Stored data entries:
──────────
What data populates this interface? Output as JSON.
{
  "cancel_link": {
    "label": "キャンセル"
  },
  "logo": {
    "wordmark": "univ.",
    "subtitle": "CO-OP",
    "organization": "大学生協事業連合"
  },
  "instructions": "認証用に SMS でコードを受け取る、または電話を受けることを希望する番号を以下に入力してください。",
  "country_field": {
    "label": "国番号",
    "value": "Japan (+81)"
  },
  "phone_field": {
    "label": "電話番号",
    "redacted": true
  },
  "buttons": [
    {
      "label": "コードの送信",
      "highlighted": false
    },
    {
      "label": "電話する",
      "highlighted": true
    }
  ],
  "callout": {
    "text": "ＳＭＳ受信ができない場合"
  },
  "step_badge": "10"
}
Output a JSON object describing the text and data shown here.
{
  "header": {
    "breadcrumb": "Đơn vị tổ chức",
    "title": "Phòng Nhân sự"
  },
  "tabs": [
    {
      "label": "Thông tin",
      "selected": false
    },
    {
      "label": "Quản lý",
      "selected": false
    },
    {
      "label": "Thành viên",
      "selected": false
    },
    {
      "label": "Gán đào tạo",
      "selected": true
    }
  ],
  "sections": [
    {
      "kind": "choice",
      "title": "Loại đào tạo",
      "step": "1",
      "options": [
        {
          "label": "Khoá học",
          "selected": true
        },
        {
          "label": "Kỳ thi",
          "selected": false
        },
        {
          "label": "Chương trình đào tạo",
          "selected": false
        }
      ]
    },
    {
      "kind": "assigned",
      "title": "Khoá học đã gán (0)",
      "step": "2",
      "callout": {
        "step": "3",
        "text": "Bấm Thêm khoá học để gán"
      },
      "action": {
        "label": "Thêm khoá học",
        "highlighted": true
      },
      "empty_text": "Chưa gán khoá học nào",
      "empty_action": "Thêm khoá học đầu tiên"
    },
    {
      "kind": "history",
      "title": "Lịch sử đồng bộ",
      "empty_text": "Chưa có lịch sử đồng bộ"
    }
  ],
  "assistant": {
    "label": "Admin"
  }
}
──────────
PROBLEM REQUIREMENTS: Transcribe all of the entries without altering anything.

SOLUTION TO THIS TASK:
What data populates this interface? Output as JSON.
{
  "cancel_link": {
    "label": "キャンセル"
  },
  "logo": {
    "wordmark": "univ.",
    "subtitle": "CO-OP",
    "organization": "大学生協事業連合"
  },
  "instructions": "認証用に SMS でコードを受け取る、または電話を受けることを希望する番号を以下に入力してください。",
  "country_field": {
    "label": "国番号",
    "value": "Japan (+81)"
  },
  "phone_field": {
    "label": "電話番号",
    "redacted": true
  },
  "buttons": [
    {
      "label": "コードの送信",
      "highlighted": false
    },
    {
      "label": "電話する",
      "highlighted": true
    }
  ],
  "callout": {
    "text": "ＳＭＳ受信ができない場合"
  },
  "step_badge": "10"
}
Output a JSON object describing the text and data shown here.
{
  "header": {
    "breadcrumb": "Đơn vị tổ chức",
    "title": "Phòng Nhân sự"
  },
  "tabs": [
    {
      "label": "Thông tin",
      "selected": false
    },
    {
      "label": "Quản lý",
      "selected": false
    },
    {
      "label": "Thành viên",
      "selected": false
    },
    {
      "label": "Gán đào tạo",
      "selected": true
    }
  ],
  "sections": [
    {
      "kind": "choice",
      "title": "Loại đào tạo",
      "step": "1",
      "options": [
        {
          "label": "Khoá học",
          "selected": true
        },
        {
          "label": "Kỳ thi",
          "selected": false
        },
        {
          "label": "Chương trình đào tạo",
          "selected": false
        }
      ]
    },
    {
      "kind": "assigned",
      "title": "Khoá học đã gán (0)",
      "step": "2",
      "callout": {
        "step": "3",
        "text": "Bấm Thêm khoá học để gán"
      },
      "action": {
        "label": "Thêm khoá học",
        "highlighted": true
      },
      "empty_text": "Chưa gán khoá học nào",
      "empty_action": "Thêm khoá học đầu tiên"
    },
    {
      "kind": "history",
      "title": "Lịch sử đồng bộ",
      "empty_text": "Chưa có lịch sử đồng bộ"
    }
  ],
  "assistant": {
    "label": "Admin"
  }
}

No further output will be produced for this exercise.